» **Entries shown**:
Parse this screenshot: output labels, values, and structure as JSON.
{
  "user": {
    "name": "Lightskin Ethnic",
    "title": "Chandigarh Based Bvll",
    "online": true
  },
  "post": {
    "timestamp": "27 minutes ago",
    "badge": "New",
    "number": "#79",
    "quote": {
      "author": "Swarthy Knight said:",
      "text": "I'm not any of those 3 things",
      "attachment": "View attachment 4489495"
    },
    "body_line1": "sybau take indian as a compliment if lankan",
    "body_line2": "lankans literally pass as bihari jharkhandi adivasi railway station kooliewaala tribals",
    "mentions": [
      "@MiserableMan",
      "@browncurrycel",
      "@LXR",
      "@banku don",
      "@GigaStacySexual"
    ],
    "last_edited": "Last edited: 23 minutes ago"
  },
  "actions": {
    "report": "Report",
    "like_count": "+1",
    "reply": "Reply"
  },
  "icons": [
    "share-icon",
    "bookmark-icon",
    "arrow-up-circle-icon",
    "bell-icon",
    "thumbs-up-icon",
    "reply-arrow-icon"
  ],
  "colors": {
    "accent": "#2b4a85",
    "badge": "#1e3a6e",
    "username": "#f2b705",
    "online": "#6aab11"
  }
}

» **Exercise brief**: Return every entry exactly as given.

» **Reply to the exercise**:
Parse this screenshot: output labels, values, and structure as JSON.
{
  "user": {
    "name": "Lightskin Ethnic",
    "title": "Chandigarh Based Bvll",
    "online": true
  },
  "post": {
    "timestamp": "27 minutes ago",
    "badge": "New",
    "number": "#79",
    "quote": {
      "author": "Swarthy Knight said:",
      "text": "I'm not any of those 3 things",
      "attachment": "View attachment 4489495"
    },
    "body_line1": "sybau take indian as a compliment if lankan",
    "body_line2": "lankans literally pass as bihari jharkhandi adivasi railway station kooliewaala tribals",
    "mentions": [
      "@MiserableMan",
      "@browncurrycel",
      "@LXR",
      "@banku don",
      "@GigaStacySexual"
    ],
    "last_edited": "Last edited: 23 minutes ago"
  },
  "actions": {
    "report": "Report",
    "like_count": "+1",
    "reply": "Reply"
  },
  "icons": [
    "share-icon",
    "bookmark-icon",
    "arrow-up-circle-icon",
    "bell-icon",
    "thumbs-up-icon",
    "reply-arrow-icon"
  ],
  "colors": {
    "accent": "#2b4a85",
    "badge": "#1e3a6e",
    "username": "#f2b705",
    "online": "#6aab11"
  }
}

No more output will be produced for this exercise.